(Coordinate annotation records)

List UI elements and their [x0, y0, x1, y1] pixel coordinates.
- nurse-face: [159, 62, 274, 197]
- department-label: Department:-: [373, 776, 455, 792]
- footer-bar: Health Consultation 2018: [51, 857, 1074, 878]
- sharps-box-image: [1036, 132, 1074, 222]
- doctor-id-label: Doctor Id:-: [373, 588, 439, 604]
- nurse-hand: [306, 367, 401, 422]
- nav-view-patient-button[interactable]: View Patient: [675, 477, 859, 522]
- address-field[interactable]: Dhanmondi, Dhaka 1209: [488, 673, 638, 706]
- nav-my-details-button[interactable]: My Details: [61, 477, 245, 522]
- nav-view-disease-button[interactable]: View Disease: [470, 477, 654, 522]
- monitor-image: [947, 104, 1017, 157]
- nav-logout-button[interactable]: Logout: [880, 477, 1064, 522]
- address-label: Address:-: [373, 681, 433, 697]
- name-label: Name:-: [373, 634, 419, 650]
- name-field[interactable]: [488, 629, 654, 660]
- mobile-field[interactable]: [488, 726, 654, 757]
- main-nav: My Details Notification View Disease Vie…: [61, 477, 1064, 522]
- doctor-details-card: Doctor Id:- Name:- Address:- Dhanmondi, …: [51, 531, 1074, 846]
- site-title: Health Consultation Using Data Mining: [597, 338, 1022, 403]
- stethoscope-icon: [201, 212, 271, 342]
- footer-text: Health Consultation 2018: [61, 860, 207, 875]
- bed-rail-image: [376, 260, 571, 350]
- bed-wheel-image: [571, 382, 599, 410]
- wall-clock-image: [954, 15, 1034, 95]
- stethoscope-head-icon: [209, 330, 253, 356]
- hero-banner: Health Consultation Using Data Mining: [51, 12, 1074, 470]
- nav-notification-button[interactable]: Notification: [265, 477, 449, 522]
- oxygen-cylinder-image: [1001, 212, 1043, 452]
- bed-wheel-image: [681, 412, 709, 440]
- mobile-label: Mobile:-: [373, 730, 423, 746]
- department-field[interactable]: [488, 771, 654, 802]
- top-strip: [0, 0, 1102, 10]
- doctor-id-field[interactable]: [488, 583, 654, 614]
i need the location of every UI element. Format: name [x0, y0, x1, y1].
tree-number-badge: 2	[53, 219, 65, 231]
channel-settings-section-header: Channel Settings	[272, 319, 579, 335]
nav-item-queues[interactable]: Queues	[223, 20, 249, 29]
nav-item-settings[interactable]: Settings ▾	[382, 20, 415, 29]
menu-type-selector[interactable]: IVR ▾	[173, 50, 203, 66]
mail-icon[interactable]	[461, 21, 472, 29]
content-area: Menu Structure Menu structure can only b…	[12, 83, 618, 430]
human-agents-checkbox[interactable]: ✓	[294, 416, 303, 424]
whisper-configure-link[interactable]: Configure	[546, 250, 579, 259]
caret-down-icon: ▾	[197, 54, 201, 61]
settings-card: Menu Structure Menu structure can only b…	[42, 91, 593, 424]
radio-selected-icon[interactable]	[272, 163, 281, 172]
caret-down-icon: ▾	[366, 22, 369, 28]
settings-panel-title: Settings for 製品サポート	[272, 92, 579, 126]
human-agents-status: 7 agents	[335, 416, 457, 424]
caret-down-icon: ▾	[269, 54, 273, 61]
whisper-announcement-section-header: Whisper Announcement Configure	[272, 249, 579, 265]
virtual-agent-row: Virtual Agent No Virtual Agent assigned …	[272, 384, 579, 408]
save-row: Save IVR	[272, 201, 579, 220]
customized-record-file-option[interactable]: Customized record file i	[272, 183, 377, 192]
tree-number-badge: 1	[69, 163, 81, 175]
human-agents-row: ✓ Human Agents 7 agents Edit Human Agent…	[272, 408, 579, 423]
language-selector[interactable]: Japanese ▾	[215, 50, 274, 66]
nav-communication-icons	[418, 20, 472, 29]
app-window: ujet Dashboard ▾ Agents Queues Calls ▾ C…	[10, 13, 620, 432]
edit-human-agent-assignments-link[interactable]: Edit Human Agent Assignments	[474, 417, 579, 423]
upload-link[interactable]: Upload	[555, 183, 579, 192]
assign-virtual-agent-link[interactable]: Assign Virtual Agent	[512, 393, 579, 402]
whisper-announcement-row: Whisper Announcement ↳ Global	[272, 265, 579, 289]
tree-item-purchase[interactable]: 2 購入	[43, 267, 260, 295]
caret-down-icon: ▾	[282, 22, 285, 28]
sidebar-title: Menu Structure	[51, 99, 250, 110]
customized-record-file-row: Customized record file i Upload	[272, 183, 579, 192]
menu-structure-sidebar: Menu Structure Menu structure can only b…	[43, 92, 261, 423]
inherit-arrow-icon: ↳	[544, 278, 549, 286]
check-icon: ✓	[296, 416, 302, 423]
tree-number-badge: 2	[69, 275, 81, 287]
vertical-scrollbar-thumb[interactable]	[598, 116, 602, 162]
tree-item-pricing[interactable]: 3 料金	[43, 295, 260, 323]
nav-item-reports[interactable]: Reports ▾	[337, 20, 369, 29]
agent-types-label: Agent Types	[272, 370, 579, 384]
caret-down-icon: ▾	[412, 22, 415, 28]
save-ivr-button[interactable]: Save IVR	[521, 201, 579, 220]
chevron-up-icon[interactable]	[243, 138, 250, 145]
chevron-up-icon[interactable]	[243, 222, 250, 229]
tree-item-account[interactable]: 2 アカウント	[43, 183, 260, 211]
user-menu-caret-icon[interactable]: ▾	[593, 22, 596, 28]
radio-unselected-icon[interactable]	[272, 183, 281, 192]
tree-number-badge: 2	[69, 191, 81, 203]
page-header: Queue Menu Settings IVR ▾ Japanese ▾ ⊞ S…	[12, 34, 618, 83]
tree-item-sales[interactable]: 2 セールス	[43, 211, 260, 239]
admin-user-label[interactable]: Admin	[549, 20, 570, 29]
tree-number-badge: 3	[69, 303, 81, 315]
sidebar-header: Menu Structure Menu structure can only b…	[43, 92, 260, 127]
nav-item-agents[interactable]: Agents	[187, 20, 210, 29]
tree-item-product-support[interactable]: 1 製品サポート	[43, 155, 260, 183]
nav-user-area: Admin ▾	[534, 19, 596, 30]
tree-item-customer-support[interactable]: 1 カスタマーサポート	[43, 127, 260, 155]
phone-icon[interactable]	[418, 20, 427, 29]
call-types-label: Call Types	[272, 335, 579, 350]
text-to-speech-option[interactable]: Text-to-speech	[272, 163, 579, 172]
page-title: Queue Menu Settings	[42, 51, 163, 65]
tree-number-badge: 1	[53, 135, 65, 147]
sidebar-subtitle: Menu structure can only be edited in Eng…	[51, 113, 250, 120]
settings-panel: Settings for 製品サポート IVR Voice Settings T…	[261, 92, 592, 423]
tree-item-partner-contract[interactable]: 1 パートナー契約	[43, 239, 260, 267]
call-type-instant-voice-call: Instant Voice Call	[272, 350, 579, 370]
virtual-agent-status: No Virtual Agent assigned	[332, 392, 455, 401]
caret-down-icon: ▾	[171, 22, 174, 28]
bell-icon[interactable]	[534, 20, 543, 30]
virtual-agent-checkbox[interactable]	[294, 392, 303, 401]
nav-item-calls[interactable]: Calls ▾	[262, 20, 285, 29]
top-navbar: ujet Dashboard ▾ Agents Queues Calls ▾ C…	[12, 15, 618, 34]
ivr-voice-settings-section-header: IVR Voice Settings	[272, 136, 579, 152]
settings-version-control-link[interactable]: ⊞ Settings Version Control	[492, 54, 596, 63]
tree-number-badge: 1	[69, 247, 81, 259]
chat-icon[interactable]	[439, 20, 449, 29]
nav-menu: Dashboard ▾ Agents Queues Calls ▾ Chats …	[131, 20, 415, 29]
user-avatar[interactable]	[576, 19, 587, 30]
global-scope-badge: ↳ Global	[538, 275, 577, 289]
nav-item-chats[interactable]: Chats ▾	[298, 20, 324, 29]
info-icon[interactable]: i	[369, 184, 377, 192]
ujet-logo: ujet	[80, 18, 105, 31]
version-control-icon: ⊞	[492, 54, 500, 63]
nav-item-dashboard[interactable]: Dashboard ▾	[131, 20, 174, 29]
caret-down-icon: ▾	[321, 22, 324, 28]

TASK REQUIREMENTS:
Reproduce the records word for word, beginning with their first line and ending after the line that contains "content-area: Menu Structure", with both of those lines included.

CORRECT RESPONSE:
List UI elements and their [x0, y0, x1, y1] pixel coordinates.
- nurse-face: [159, 62, 274, 197]
- department-label: Department:-: [373, 776, 455, 792]
- footer-bar: Health Consultation 2018: [51, 857, 1074, 878]
- sharps-box-image: [1036, 132, 1074, 222]
- doctor-id-label: Doctor Id:-: [373, 588, 439, 604]
- nurse-hand: [306, 367, 401, 422]
- nav-view-patient-button[interactable]: View Patient: [675, 477, 859, 522]
- address-field[interactable]: Dhanmondi, Dhaka 1209: [488, 673, 638, 706]
- nav-my-details-button[interactable]: My Details: [61, 477, 245, 522]
- nav-view-disease-button[interactable]: View Disease: [470, 477, 654, 522]
- monitor-image: [947, 104, 1017, 157]
- nav-logout-button[interactable]: Logout: [880, 477, 1064, 522]
- address-label: Address:-: [373, 681, 433, 697]
- name-label: Name:-: [373, 634, 419, 650]
- name-field[interactable]: [488, 629, 654, 660]
- mobile-field[interactable]: [488, 726, 654, 757]
- main-nav: My Details Notification View Disease Vie…: [61, 477, 1064, 522]
- doctor-details-card: Doctor Id:- Name:- Address:- Dhanmondi, …: [51, 531, 1074, 846]
- site-title: Health Consultation Using Data Mining: [597, 338, 1022, 403]
- stethoscope-icon: [201, 212, 271, 342]
- footer-text: Health Consultation 2018: [61, 860, 207, 875]
- bed-rail-image: [376, 260, 571, 350]
- bed-wheel-image: [571, 382, 599, 410]
- wall-clock-image: [954, 15, 1034, 95]
- stethoscope-head-icon: [209, 330, 253, 356]
- hero-banner: Health Consultation Using Data Mining: [51, 12, 1074, 470]
- nav-notification-button[interactable]: Notification: [265, 477, 449, 522]
- oxygen-cylinder-image: [1001, 212, 1043, 452]
- bed-wheel-image: [681, 412, 709, 440]
- mobile-label: Mobile:-: [373, 730, 423, 746]
- department-field[interactable]: [488, 771, 654, 802]
- top-strip: [0, 0, 1102, 10]
- doctor-id-field[interactable]: [488, 583, 654, 614]
i need the location of every UI element. Format: name [x0, y0, x1, y1].
tree-number-badge: 2	[53, 219, 65, 231]
channel-settings-section-header: Channel Settings	[272, 319, 579, 335]
nav-item-queues[interactable]: Queues	[223, 20, 249, 29]
nav-item-settings[interactable]: Settings ▾	[382, 20, 415, 29]
menu-type-selector[interactable]: IVR ▾	[173, 50, 203, 66]
mail-icon[interactable]	[461, 21, 472, 29]
content-area: Menu Structure Menu structure can only b…	[12, 83, 618, 430]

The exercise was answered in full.